Locate each line containing the string "source" and copy it out.
-----
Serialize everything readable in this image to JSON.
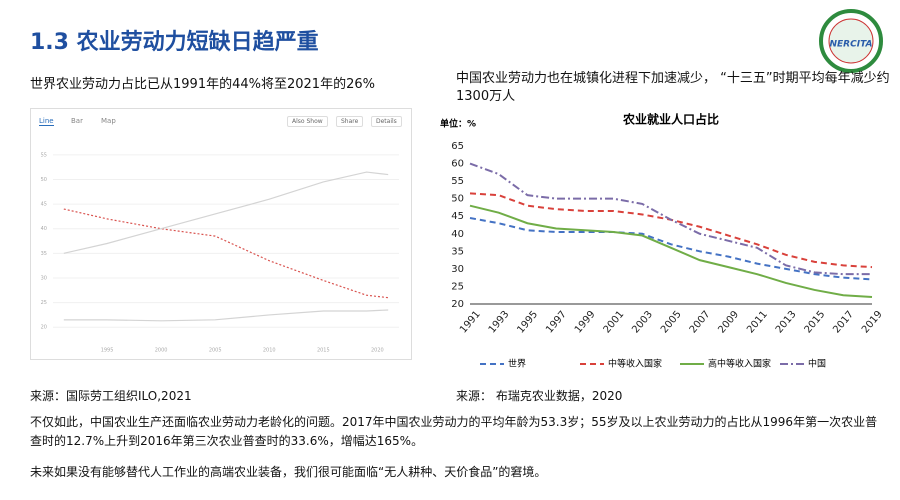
{
  "header": {
    "title": "1.3 农业劳动力短缺日趋严重",
    "logo": "NERCITA"
  },
  "left": {
    "caption": "世界农业劳动力占比已从1991年的44%将至2021年的26%",
    "source": "来源：国际劳工组织ILO,2021"
  },
  "right": {
    "caption": "中国农业劳动力也在城镇化进程下加速减少，  “十三五”时期平均每年减少约1300万人",
    "source": "来源： 布瑞克农业数据，2020"
  },
  "body": {
    "paragraph": "不仅如此，中国农业生产还面临农业劳动力老龄化的问题。2017年中国农业劳动力的平均年龄为53.3岁；55岁及以上农业劳动力的占比从1996年第一次农业普查时的12.7%上升到2016年第三次农业普查时的33.6%，增幅达165%。",
    "conclusion": "未来如果没有能够替代人工作业的高端农业装备，我们很可能面临“无人耕种、天价食品”的窘境。"
  },
  "chart_data": [
    {
      "type": "line",
      "tabs": [
        "Line",
        "Bar",
        "Map"
      ],
      "buttons": [
        "Also Show",
        "Share",
        "Details"
      ],
      "x": [
        1991,
        1995,
        2000,
        2005,
        2010,
        2015,
        2019,
        2021
      ],
      "xlim": [
        1990,
        2022
      ],
      "xticks": [
        1995,
        2000,
        2005,
        2010,
        2015,
        2020
      ],
      "ylim": [
        17,
        57
      ],
      "yticks": [
        20,
        25,
        30,
        35,
        40,
        45,
        50,
        55
      ],
      "grid": true,
      "series": [
        {
          "color": "#d9534f",
          "style": "dotted",
          "values": [
            44,
            42,
            40,
            38.5,
            33.5,
            29.5,
            26.5,
            26
          ]
        },
        {
          "color": "#d4d4d4",
          "style": "solid",
          "values": [
            35,
            37,
            40,
            43,
            46,
            49.5,
            51.5,
            51
          ]
        },
        {
          "color": "#d4d4d4",
          "style": "solid",
          "values": [
            21.5,
            21.5,
            21.3,
            21.5,
            22.5,
            23.3,
            23.3,
            23.5
          ]
        }
      ]
    },
    {
      "type": "line",
      "title": "农业就业人口占比",
      "y_unit": "单位：%",
      "categories": [
        "1991",
        "1993",
        "1995",
        "1997",
        "1999",
        "2001",
        "2003",
        "2005",
        "2007",
        "2009",
        "2011",
        "2013",
        "2015",
        "2017",
        "2019"
      ],
      "ylim": [
        20,
        65
      ],
      "yticks": [
        20,
        25,
        30,
        35,
        40,
        45,
        50,
        55,
        60,
        65
      ],
      "grid": false,
      "series": [
        {
          "name": "世界",
          "color": "#4472c4",
          "style": "dashed",
          "values": [
            44.5,
            43,
            41,
            40.5,
            40.5,
            40.5,
            40,
            37,
            35,
            33.5,
            31.5,
            30,
            28.5,
            27.5,
            27
          ]
        },
        {
          "name": "中等收入国家",
          "color": "#d9413b",
          "style": "dashed",
          "values": [
            51.5,
            51,
            48,
            47,
            46.5,
            46.5,
            45.5,
            44,
            42,
            39.5,
            37,
            34,
            32,
            31,
            30.5
          ]
        },
        {
          "name": "高中等收入国家",
          "color": "#70ad47",
          "style": "solid",
          "values": [
            48,
            46,
            43,
            41.5,
            41,
            40.5,
            39.5,
            36,
            32.5,
            30.5,
            28.5,
            26,
            24,
            22.5,
            22
          ]
        },
        {
          "name": "中国",
          "color": "#7b6ca8",
          "style": "dashdot",
          "values": [
            60,
            57,
            51,
            50,
            50,
            50,
            48.5,
            44,
            40,
            38,
            36,
            31,
            29,
            28.5,
            28.5
          ]
        }
      ]
    }
  ]
}
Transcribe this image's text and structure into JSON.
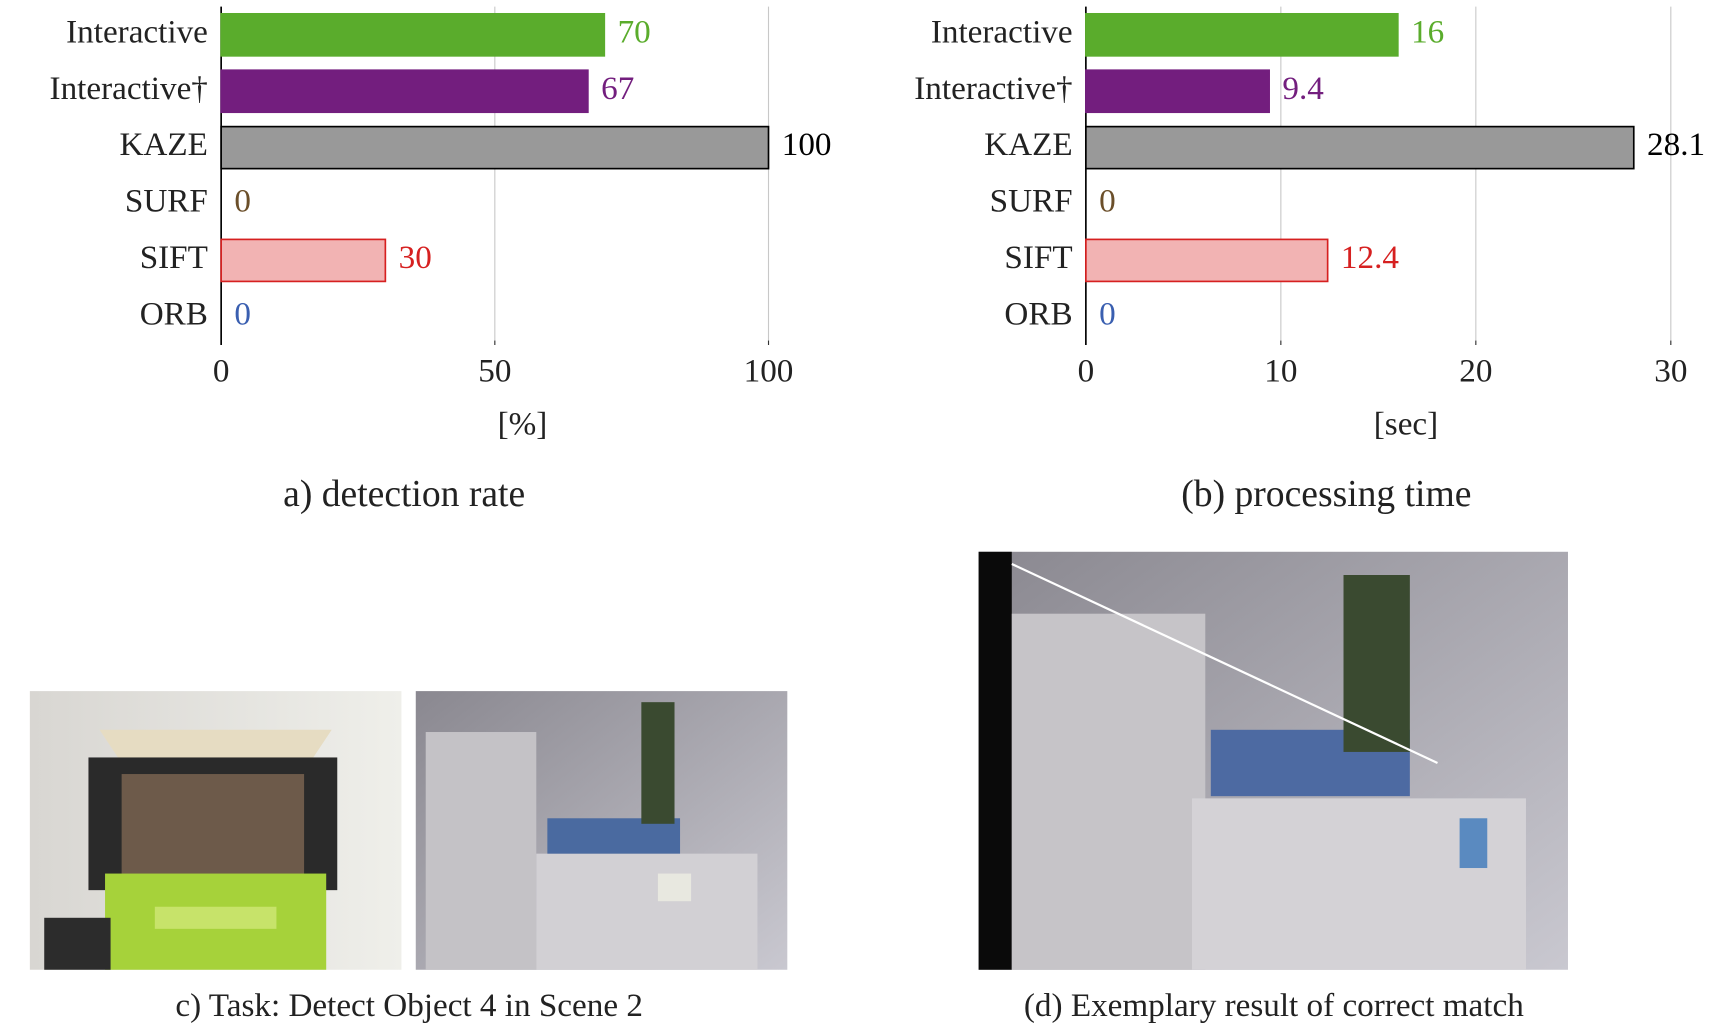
{
  "chart_data": [
    {
      "type": "barh",
      "categories": [
        "Interactive",
        "Interactive†",
        "KAZE",
        "SURF",
        "SIFT",
        "ORB"
      ],
      "values": [
        70,
        67,
        100,
        0,
        30,
        0
      ],
      "colors": [
        "#5aac2c",
        "#731e7e",
        "#999999",
        "#6b4f2a",
        "#f2b3b3",
        "#3a5fb0"
      ],
      "edge_colors": [
        "#5aac2c",
        "#731e7e",
        "#000000",
        "#6b4f2a",
        "#d62020",
        "#3a5fb0"
      ],
      "xlim": [
        0,
        100
      ],
      "xticks": [
        0,
        50,
        100
      ],
      "grid": true,
      "xlabel": "[%]",
      "caption": "a) detection rate"
    },
    {
      "type": "barh",
      "categories": [
        "Interactive",
        "Interactive†",
        "KAZE",
        "SURF",
        "SIFT",
        "ORB"
      ],
      "values": [
        16,
        9.4,
        28.1,
        0,
        12.4,
        0
      ],
      "colors": [
        "#5aac2c",
        "#731e7e",
        "#999999",
        "#6b4f2a",
        "#f2b3b3",
        "#3a5fb0"
      ],
      "edge_colors": [
        "#5aac2c",
        "#731e7e",
        "#000000",
        "#6b4f2a",
        "#d62020",
        "#3a5fb0"
      ],
      "xlim": [
        0,
        30
      ],
      "xticks": [
        0,
        10,
        20,
        30
      ],
      "grid": true,
      "xlabel": "[sec]",
      "caption": "(b) processing time"
    }
  ],
  "panels": [
    {
      "caption": "c) Task: Detect Object 4 in Scene 2"
    },
    {
      "caption": "(d) Exemplary result of correct match"
    }
  ]
}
-----
§ **FINISHED TASK**
    "source": "来源：国际劳工组织ILO,2021"
    "source": "来源： 布瑞克农业数据，2020"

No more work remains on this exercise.